Requirements:
Each record below is to be reproduced without any change.

Exercise materials:

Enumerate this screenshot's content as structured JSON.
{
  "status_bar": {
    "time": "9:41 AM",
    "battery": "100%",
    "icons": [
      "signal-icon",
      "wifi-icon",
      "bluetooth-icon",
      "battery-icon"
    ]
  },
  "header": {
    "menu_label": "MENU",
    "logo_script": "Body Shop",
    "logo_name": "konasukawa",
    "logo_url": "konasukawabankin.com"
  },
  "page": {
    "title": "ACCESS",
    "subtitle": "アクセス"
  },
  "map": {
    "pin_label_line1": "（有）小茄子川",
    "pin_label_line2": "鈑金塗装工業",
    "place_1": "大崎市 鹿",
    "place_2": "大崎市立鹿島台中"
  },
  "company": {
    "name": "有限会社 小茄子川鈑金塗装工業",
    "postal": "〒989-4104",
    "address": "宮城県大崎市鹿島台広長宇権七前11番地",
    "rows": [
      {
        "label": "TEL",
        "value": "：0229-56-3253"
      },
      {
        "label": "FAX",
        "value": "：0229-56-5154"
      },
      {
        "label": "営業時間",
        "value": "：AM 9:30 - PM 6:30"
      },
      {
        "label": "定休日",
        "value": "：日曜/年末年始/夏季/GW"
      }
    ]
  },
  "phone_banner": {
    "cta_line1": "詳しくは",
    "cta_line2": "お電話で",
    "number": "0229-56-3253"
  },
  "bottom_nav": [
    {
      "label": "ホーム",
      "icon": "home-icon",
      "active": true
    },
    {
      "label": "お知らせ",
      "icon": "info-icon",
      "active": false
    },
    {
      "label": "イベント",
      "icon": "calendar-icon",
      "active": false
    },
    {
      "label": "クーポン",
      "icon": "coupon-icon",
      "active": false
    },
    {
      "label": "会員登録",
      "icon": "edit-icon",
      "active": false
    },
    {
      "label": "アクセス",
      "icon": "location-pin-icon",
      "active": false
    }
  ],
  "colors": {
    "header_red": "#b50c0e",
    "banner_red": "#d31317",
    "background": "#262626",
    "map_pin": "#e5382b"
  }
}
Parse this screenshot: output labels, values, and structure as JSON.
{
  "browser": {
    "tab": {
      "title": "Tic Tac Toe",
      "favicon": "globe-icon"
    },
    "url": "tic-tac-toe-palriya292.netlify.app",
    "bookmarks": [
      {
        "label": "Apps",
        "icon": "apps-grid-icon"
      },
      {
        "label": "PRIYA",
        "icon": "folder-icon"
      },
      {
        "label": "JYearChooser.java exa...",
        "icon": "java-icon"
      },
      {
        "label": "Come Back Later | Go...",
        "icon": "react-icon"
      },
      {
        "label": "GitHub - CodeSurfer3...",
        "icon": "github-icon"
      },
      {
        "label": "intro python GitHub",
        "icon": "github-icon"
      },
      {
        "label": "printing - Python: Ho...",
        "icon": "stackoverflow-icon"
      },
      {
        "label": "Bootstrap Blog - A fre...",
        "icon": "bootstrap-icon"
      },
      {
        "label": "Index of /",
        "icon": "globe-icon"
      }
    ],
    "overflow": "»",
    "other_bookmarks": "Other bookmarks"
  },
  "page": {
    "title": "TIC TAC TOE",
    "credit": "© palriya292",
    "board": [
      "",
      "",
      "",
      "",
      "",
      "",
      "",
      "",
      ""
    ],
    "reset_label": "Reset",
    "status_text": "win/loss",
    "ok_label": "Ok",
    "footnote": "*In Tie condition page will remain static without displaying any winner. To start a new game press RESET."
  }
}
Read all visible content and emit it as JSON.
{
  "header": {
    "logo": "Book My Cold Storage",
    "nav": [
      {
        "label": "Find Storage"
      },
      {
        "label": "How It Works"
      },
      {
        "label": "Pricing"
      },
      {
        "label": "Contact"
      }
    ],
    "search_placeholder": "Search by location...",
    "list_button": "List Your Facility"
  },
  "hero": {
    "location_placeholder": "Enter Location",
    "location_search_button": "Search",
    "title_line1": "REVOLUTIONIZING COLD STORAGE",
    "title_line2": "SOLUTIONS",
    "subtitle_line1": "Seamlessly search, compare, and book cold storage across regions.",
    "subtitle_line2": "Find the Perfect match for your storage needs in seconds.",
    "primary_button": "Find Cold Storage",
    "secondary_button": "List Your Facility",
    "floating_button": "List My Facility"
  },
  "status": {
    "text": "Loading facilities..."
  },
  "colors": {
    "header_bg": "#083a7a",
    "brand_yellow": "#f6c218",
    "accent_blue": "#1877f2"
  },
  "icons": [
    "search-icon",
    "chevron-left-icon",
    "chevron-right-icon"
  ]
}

Finished answer:
Enumerate this screenshot's content as structured JSON.
{
  "status_bar": {
    "time": "9:41 AM",
    "battery": "100%",
    "icons": [
      "signal-icon",
      "wifi-icon",
      "bluetooth-icon",
      "battery-icon"
    ]
  },
  "header": {
    "menu_label": "MENU",
    "logo_script": "Body Shop",
    "logo_name": "konasukawa",
    "logo_url": "konasukawabankin.com"
  },
  "page": {
    "title": "ACCESS",
    "subtitle": "アクセス"
  },
  "map": {
    "pin_label_line1": "（有）小茄子川",
    "pin_label_line2": "鈑金塗装工業",
    "place_1": "大崎市 鹿",
    "place_2": "大崎市立鹿島台中"
  },
  "company": {
    "name": "有限会社 小茄子川鈑金塗装工業",
    "postal": "〒989-4104",
    "address": "宮城県大崎市鹿島台広長宇権七前11番地",
    "rows": [
      {
        "label": "TEL",
        "value": "：0229-56-3253"
      },
      {
        "label": "FAX",
        "value": "：0229-56-5154"
      },
      {
        "label": "営業時間",
        "value": "：AM 9:30 - PM 6:30"
      },
      {
        "label": "定休日",
        "value": "：日曜/年末年始/夏季/GW"
      }
    ]
  },
  "phone_banner": {
    "cta_line1": "詳しくは",
    "cta_line2": "お電話で",
    "number": "0229-56-3253"
  },
  "bottom_nav": [
    {
      "label": "ホーム",
      "icon": "home-icon",
      "active": true
    },
    {
      "label": "お知らせ",
      "icon": "info-icon",
      "active": false
    },
    {
      "label": "イベント",
      "icon": "calendar-icon",
      "active": false
    },
    {
      "label": "クーポン",
      "icon": "coupon-icon",
      "active": false
    },
    {
      "label": "会員登録",
      "icon": "edit-icon",
      "active": false
    },
    {
      "label": "アクセス",
      "icon": "location-pin-icon",
      "active": false
    }
  ],
  "colors": {
    "header_red": "#b50c0e",
    "banner_red": "#d31317",
    "background": "#262626",
    "map_pin": "#e5382b"
  }
}
Parse this screenshot: output labels, values, and structure as JSON.
{
  "browser": {
    "tab": {
      "title": "Tic Tac Toe",
      "favicon": "globe-icon"
    },
    "url": "tic-tac-toe-palriya292.netlify.app",
    "bookmarks": [
      {
        "label": "Apps",
        "icon": "apps-grid-icon"
      },
      {
        "label": "PRIYA",
        "icon": "folder-icon"
      },
      {
        "label": "JYearChooser.java exa...",
        "icon": "java-icon"
      },
      {
        "label": "Come Back Later | Go...",
        "icon": "react-icon"
      },
      {
        "label": "GitHub - CodeSurfer3...",
        "icon": "github-icon"
      },
      {
        "label": "intro python GitHub",
        "icon": "github-icon"
      },
      {
        "label": "printing - Python: Ho...",
        "icon": "stackoverflow-icon"
      },
      {
        "label": "Bootstrap Blog - A fre...",
        "icon": "bootstrap-icon"
      },
      {
        "label": "Index of /",
        "icon": "globe-icon"
      }
    ],
    "overflow": "»",
    "other_bookmarks": "Other bookmarks"
  },
  "page": {
    "title": "TIC TAC TOE",
    "credit": "© palriya292",
    "board": [
      "",
      "",
      "",
      "",
      "",
      "",
      "",
      "",
      ""
    ],
    "reset_label": "Reset",
    "status_text": "win/loss",
    "ok_label": "Ok",
    "footnote": "*In Tie condition page will remain static without displaying any winner. To start a new game press RESET."
  }
}
Read all visible content and emit it as JSON.
{
  "header": {
    "logo": "Book My Cold Storage",
    "nav": [
      {
        "label": "Find Storage"
      },
      {
        "label": "How It Works"
      },
      {
        "label": "Pricing"
      },
      {
        "label": "Contact"
      }
    ],
    "search_placeholder": "Search by location...",
    "list_button": "List Your Facility"
  },
  "hero": {
    "location_placeholder": "Enter Location",
    "location_search_button": "Search",
    "title_line1": "REVOLUTIONIZING COLD STORAGE",
    "title_line2": "SOLUTIONS",
    "subtitle_line1": "Seamlessly search, compare, and book cold storage across regions.",
    "subtitle_line2": "Find the Perfect match for your storage needs in seconds.",
    "primary_button": "Find Cold Storage",
    "secondary_button": "List Your Facility",
    "floating_button": "List My Facility"
  },
  "status": {
    "text": "Loading facilities..."
  },
  "colors": {
    "header_bg": "#083a7a",
    "brand_yellow": "#f6c218",
    "accent_blue": "#1877f2"
  },
  "icons": [
    "search-icon",
    "chevron-left-icon",
    "chevron-right-icon"
  ]
}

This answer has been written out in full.